◆ WORK ORDER ◆
Skip the images and restate every line of the records exactly.

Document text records
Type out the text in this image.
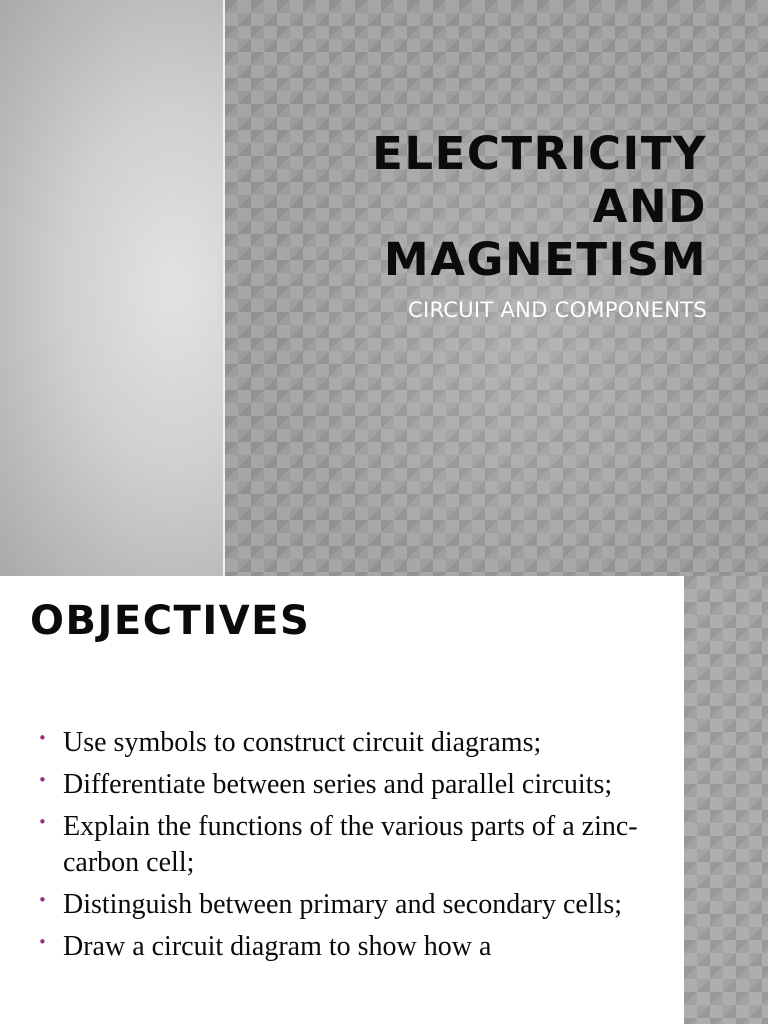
ELECTRICITY
AND
MAGNETISM

CIRCUIT AND COMPONENTS

OBJECTIVES
• Use symbols to construct circuit diagrams;
• Differentiate between series and parallel circuits;
• Explain the functions of the various parts of a zinc-carbon cell;
• Distinguish between primary and secondary cells;
• Draw a circuit diagram to show how a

◆ TASK OUTPUT ◆
Type out the text in this image.
ELECTRICITY
AND
MAGNETISM

CIRCUIT AND COMPONENTS

OBJECTIVES
• Use symbols to construct circuit diagrams;
• Differentiate between series and parallel circuits;
• Explain the functions of the various parts of a zinc-carbon cell;
• Distinguish between primary and secondary cells;
• Draw a circuit diagram to show how a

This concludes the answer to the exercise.